Dataset:
========================================================================

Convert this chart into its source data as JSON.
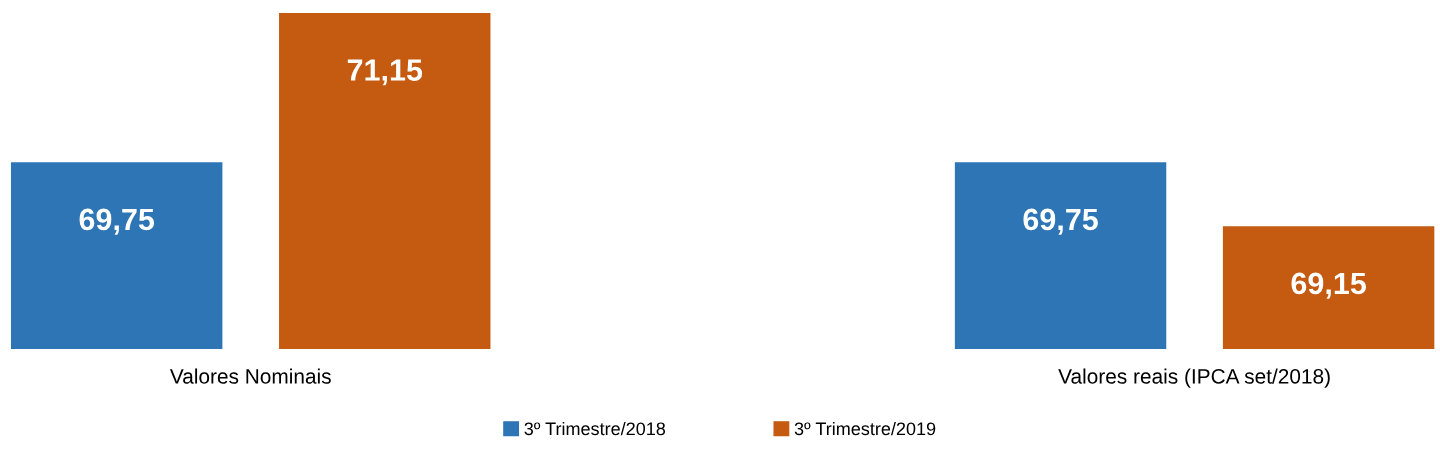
{
  "chart_data": {
    "type": "bar",
    "categories": [
      "Valores Nominais",
      "Valores reais (IPCA set/2018)"
    ],
    "series": [
      {
        "name": "3º Trimestre/2018",
        "color": "#2e75b6",
        "values": [
          69.75,
          69.75
        ],
        "value_labels": [
          "69,75",
          "69,75"
        ]
      },
      {
        "name": "3º Trimestre/2019",
        "color": "#c55a11",
        "values": [
          71.15,
          69.15
        ],
        "value_labels": [
          "71,15",
          "69,15"
        ]
      }
    ],
    "ylim": [
      68,
      71.15
    ],
    "tick_labels": "x",
    "grid": false,
    "legend": "bottom"
  }
}
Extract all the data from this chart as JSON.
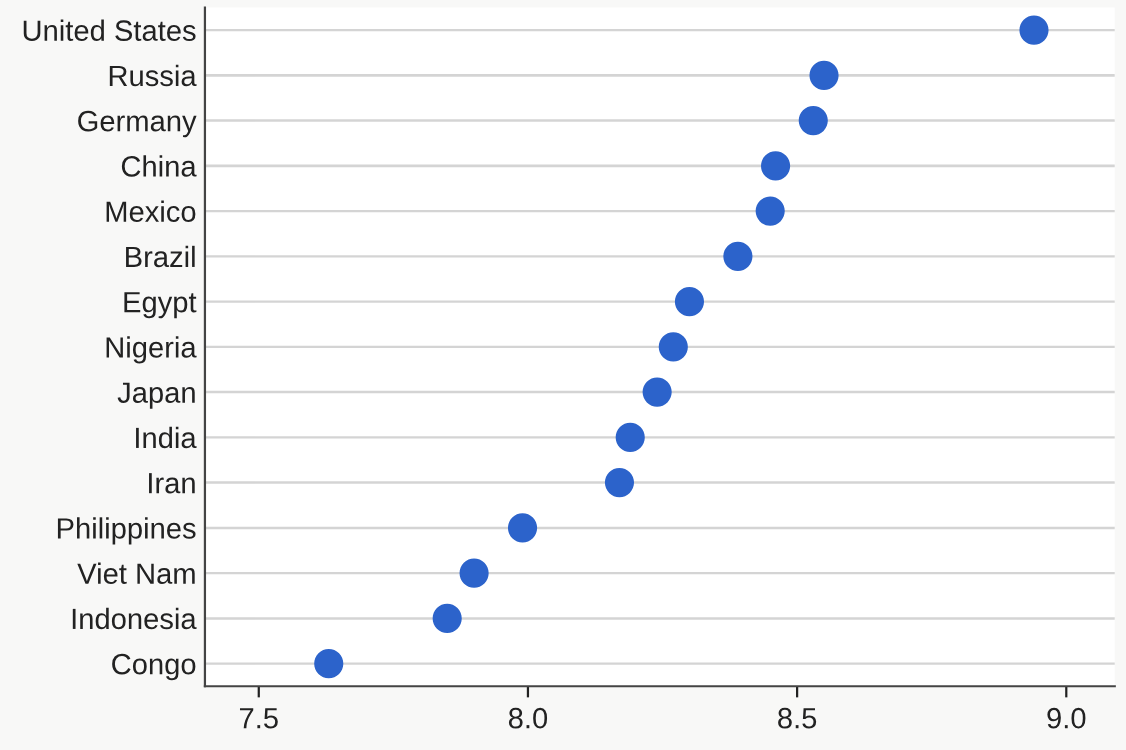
{
  "chart_data": {
    "type": "scatter",
    "orientation": "horizontal",
    "categories": [
      "United States",
      "Russia",
      "Germany",
      "China",
      "Mexico",
      "Brazil",
      "Egypt",
      "Nigeria",
      "Japan",
      "India",
      "Iran",
      "Philippines",
      "Viet Nam",
      "Indonesia",
      "Congo"
    ],
    "values": [
      8.94,
      8.55,
      8.53,
      8.46,
      8.45,
      8.39,
      8.3,
      8.27,
      8.24,
      8.19,
      8.17,
      7.99,
      7.9,
      7.85,
      7.63
    ],
    "color": "#2c63cb",
    "xlim": [
      7.4,
      9.09
    ],
    "xticks": [
      {
        "value": 7.5,
        "label": "7.5"
      },
      {
        "value": 8,
        "label": "8.0"
      },
      {
        "value": 8.5,
        "label": "8.5"
      },
      {
        "value": 9,
        "label": "9.0"
      }
    ],
    "grid": "y",
    "marker": "circle"
  }
}
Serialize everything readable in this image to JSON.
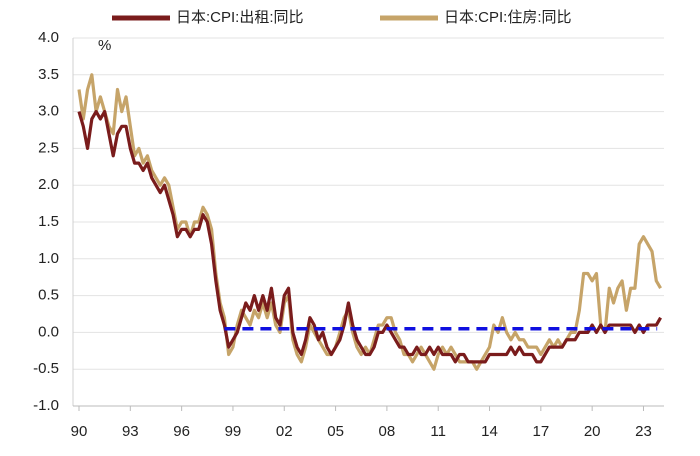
{
  "chart_data": {
    "type": "line",
    "annotation": "%",
    "x": [
      1990.0,
      1990.25,
      1990.5,
      1990.75,
      1991.0,
      1991.25,
      1991.5,
      1991.75,
      1992.0,
      1992.25,
      1992.5,
      1992.75,
      1993.0,
      1993.25,
      1993.5,
      1993.75,
      1994.0,
      1994.25,
      1994.5,
      1994.75,
      1995.0,
      1995.25,
      1995.5,
      1995.75,
      1996.0,
      1996.25,
      1996.5,
      1996.75,
      1997.0,
      1997.25,
      1997.5,
      1997.75,
      1998.0,
      1998.25,
      1998.5,
      1998.75,
      1999.0,
      1999.25,
      1999.5,
      1999.75,
      2000.0,
      2000.25,
      2000.5,
      2000.75,
      2001.0,
      2001.25,
      2001.5,
      2001.75,
      2002.0,
      2002.25,
      2002.5,
      2002.75,
      2003.0,
      2003.25,
      2003.5,
      2003.75,
      2004.0,
      2004.25,
      2004.5,
      2004.75,
      2005.0,
      2005.25,
      2005.5,
      2005.75,
      2006.0,
      2006.25,
      2006.5,
      2006.75,
      2007.0,
      2007.25,
      2007.5,
      2007.75,
      2008.0,
      2008.25,
      2008.5,
      2008.75,
      2009.0,
      2009.25,
      2009.5,
      2009.75,
      2010.0,
      2010.25,
      2010.5,
      2010.75,
      2011.0,
      2011.25,
      2011.5,
      2011.75,
      2012.0,
      2012.25,
      2012.5,
      2012.75,
      2013.0,
      2013.25,
      2013.5,
      2013.75,
      2014.0,
      2014.25,
      2014.5,
      2014.75,
      2015.0,
      2015.25,
      2015.5,
      2015.75,
      2016.0,
      2016.25,
      2016.5,
      2016.75,
      2017.0,
      2017.25,
      2017.5,
      2017.75,
      2018.0,
      2018.25,
      2018.5,
      2018.75,
      2019.0,
      2019.25,
      2019.5,
      2019.75,
      2020.0,
      2020.25,
      2020.5,
      2020.75,
      2021.0,
      2021.25,
      2021.5,
      2021.75,
      2022.0,
      2022.25,
      2022.5,
      2022.75,
      2023.0,
      2023.25,
      2023.5,
      2023.75,
      2024.0
    ],
    "series": [
      {
        "name": "日本:CPI:出租:同比",
        "color": "#7a1c1c",
        "values": [
          3.0,
          2.8,
          2.5,
          2.9,
          3.0,
          2.9,
          3.0,
          2.7,
          2.4,
          2.7,
          2.8,
          2.8,
          2.5,
          2.3,
          2.3,
          2.2,
          2.3,
          2.1,
          2.0,
          1.9,
          2.0,
          1.8,
          1.6,
          1.3,
          1.4,
          1.4,
          1.3,
          1.4,
          1.4,
          1.6,
          1.5,
          1.2,
          0.7,
          0.3,
          0.1,
          -0.2,
          -0.1,
          0.0,
          0.2,
          0.4,
          0.3,
          0.5,
          0.3,
          0.5,
          0.3,
          0.6,
          0.2,
          0.1,
          0.5,
          0.6,
          0.0,
          -0.2,
          -0.3,
          -0.1,
          0.2,
          0.1,
          -0.1,
          0.0,
          -0.2,
          -0.3,
          -0.2,
          -0.1,
          0.1,
          0.4,
          0.1,
          -0.1,
          -0.2,
          -0.3,
          -0.3,
          -0.2,
          0.0,
          0.0,
          0.1,
          0.0,
          -0.1,
          -0.2,
          -0.2,
          -0.3,
          -0.3,
          -0.2,
          -0.3,
          -0.3,
          -0.2,
          -0.3,
          -0.2,
          -0.3,
          -0.3,
          -0.3,
          -0.4,
          -0.3,
          -0.3,
          -0.4,
          -0.4,
          -0.4,
          -0.4,
          -0.4,
          -0.3,
          -0.3,
          -0.3,
          -0.3,
          -0.3,
          -0.2,
          -0.3,
          -0.2,
          -0.3,
          -0.3,
          -0.3,
          -0.4,
          -0.4,
          -0.3,
          -0.2,
          -0.2,
          -0.2,
          -0.2,
          -0.1,
          -0.1,
          -0.1,
          0.0,
          0.0,
          0.0,
          0.1,
          0.0,
          0.1,
          0.0,
          0.1,
          0.1,
          0.1,
          0.1,
          0.1,
          0.1,
          0.0,
          0.1,
          0.0,
          0.1,
          0.1,
          0.1,
          0.2
        ]
      },
      {
        "name": "日本:CPI:住房:同比",
        "color": "#c6a469",
        "values": [
          3.3,
          2.9,
          3.3,
          3.5,
          3.0,
          3.2,
          3.0,
          2.8,
          2.7,
          3.3,
          3.0,
          3.2,
          2.8,
          2.4,
          2.5,
          2.3,
          2.4,
          2.2,
          2.1,
          2.0,
          2.1,
          2.0,
          1.7,
          1.4,
          1.5,
          1.5,
          1.3,
          1.5,
          1.5,
          1.7,
          1.6,
          1.4,
          0.8,
          0.4,
          0.2,
          -0.3,
          -0.2,
          0.1,
          0.3,
          0.2,
          0.1,
          0.3,
          0.2,
          0.4,
          0.2,
          0.4,
          0.1,
          0.0,
          0.4,
          0.5,
          -0.1,
          -0.3,
          -0.4,
          -0.2,
          0.1,
          0.0,
          -0.1,
          -0.2,
          -0.3,
          -0.3,
          -0.2,
          0.0,
          0.2,
          0.3,
          0.0,
          -0.2,
          -0.3,
          -0.2,
          -0.3,
          -0.1,
          0.1,
          0.1,
          0.2,
          0.2,
          0.0,
          -0.1,
          -0.3,
          -0.3,
          -0.4,
          -0.3,
          -0.2,
          -0.3,
          -0.4,
          -0.5,
          -0.3,
          -0.2,
          -0.3,
          -0.2,
          -0.3,
          -0.4,
          -0.4,
          -0.4,
          -0.4,
          -0.5,
          -0.4,
          -0.3,
          -0.2,
          0.1,
          0.0,
          0.2,
          0.0,
          -0.1,
          0.0,
          -0.1,
          -0.1,
          -0.2,
          -0.2,
          -0.2,
          -0.3,
          -0.2,
          -0.1,
          -0.2,
          -0.1,
          -0.2,
          -0.1,
          0.0,
          0.0,
          0.3,
          0.8,
          0.8,
          0.7,
          0.8,
          0.1,
          0.0,
          0.6,
          0.4,
          0.6,
          0.7,
          0.3,
          0.6,
          0.6,
          1.2,
          1.3,
          1.2,
          1.1,
          0.7,
          0.6
        ]
      }
    ],
    "hline": {
      "y": 0.05,
      "x": [
        1998.5,
        2023.8
      ],
      "color": "#1010e0"
    },
    "xlim": [
      1990,
      2024.2
    ],
    "xticks": [
      {
        "value": 1990,
        "label": "90"
      },
      {
        "value": 1993,
        "label": "93"
      },
      {
        "value": 1996,
        "label": "96"
      },
      {
        "value": 1999,
        "label": "99"
      },
      {
        "value": 2002,
        "label": "02"
      },
      {
        "value": 2005,
        "label": "05"
      },
      {
        "value": 2008,
        "label": "08"
      },
      {
        "value": 2011,
        "label": "11"
      },
      {
        "value": 2014,
        "label": "14"
      },
      {
        "value": 2017,
        "label": "17"
      },
      {
        "value": 2020,
        "label": "20"
      },
      {
        "value": 2023,
        "label": "23"
      }
    ],
    "ylim": [
      -1,
      4
    ],
    "yticks": [
      {
        "value": -1,
        "label": "-1.0"
      },
      {
        "value": -0.5,
        "label": "-0.5"
      },
      {
        "value": 0,
        "label": "0.0"
      },
      {
        "value": 0.5,
        "label": "0.5"
      },
      {
        "value": 1,
        "label": "1.0"
      },
      {
        "value": 1.5,
        "label": "1.5"
      },
      {
        "value": 2,
        "label": "2.0"
      },
      {
        "value": 2.5,
        "label": "2.5"
      },
      {
        "value": 3,
        "label": "3.0"
      },
      {
        "value": 3.5,
        "label": "3.5"
      },
      {
        "value": 4,
        "label": "4.0"
      }
    ],
    "grid": true,
    "legend": "top"
  }
}
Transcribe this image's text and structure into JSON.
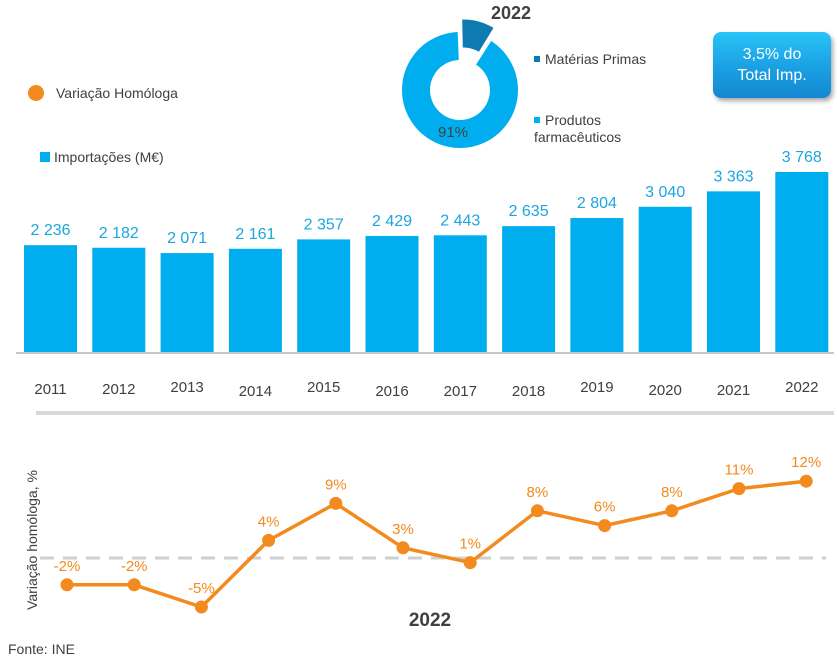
{
  "chart_data": [
    {
      "type": "bar",
      "series_name": "Importações (M€)",
      "categories": [
        "2011",
        "2012",
        "2013",
        "2014",
        "2015",
        "2016",
        "2017",
        "2018",
        "2019",
        "2020",
        "2021",
        "2022"
      ],
      "values": [
        2236,
        2182,
        2071,
        2161,
        2357,
        2429,
        2443,
        2635,
        2804,
        3040,
        3363,
        3768
      ],
      "value_labels": [
        "2 236",
        "2 182",
        "2 071",
        "2 161",
        "2 357",
        "2 429",
        "2 443",
        "2 635",
        "2 804",
        "3 040",
        "3 363",
        "3 768"
      ],
      "color": "#00aeef",
      "grid": false
    },
    {
      "type": "line",
      "series_name": "Variação Homóloga",
      "ylabel": "Variação homóloga, %",
      "values": [
        -2,
        -2,
        -5,
        4,
        9,
        3,
        1,
        8,
        6,
        8,
        11,
        12
      ],
      "value_labels": [
        "-2%",
        "-2%",
        "-5%",
        "4%",
        "9%",
        "3%",
        "1%",
        "8%",
        "6%",
        "8%",
        "11%",
        "12%"
      ],
      "baseline": 0,
      "color": "#f28a1e",
      "title": "2022"
    },
    {
      "type": "pie",
      "title": "2022",
      "slices": [
        {
          "label": "Matérias Primas",
          "value": 9,
          "color": "#0e7bb0"
        },
        {
          "label": "Produtos farmacêuticos",
          "value": 91,
          "color": "#00aeef"
        }
      ],
      "visible_label": "91%",
      "style": "donut-exploded"
    }
  ],
  "legend": {
    "line_label": "Variação Homóloga",
    "bar_label": "Importações (M€)",
    "pie_item1": "Matérias Primas",
    "pie_item2_line1": "Produtos",
    "pie_item2_line2": "farmacêuticos"
  },
  "callout": {
    "line1": "3,5% do",
    "line2": "Total Imp."
  },
  "source": "Fonte: INE",
  "colors": {
    "bar": "#00aeef",
    "line": "#f28a1e",
    "pie_dark": "#0e7bb0",
    "axis": "#d9d9d9"
  }
}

========================================================================

Written request: Tally the lines of the material above that contain the word "JSON" and report the total alone.

Answer in full: 4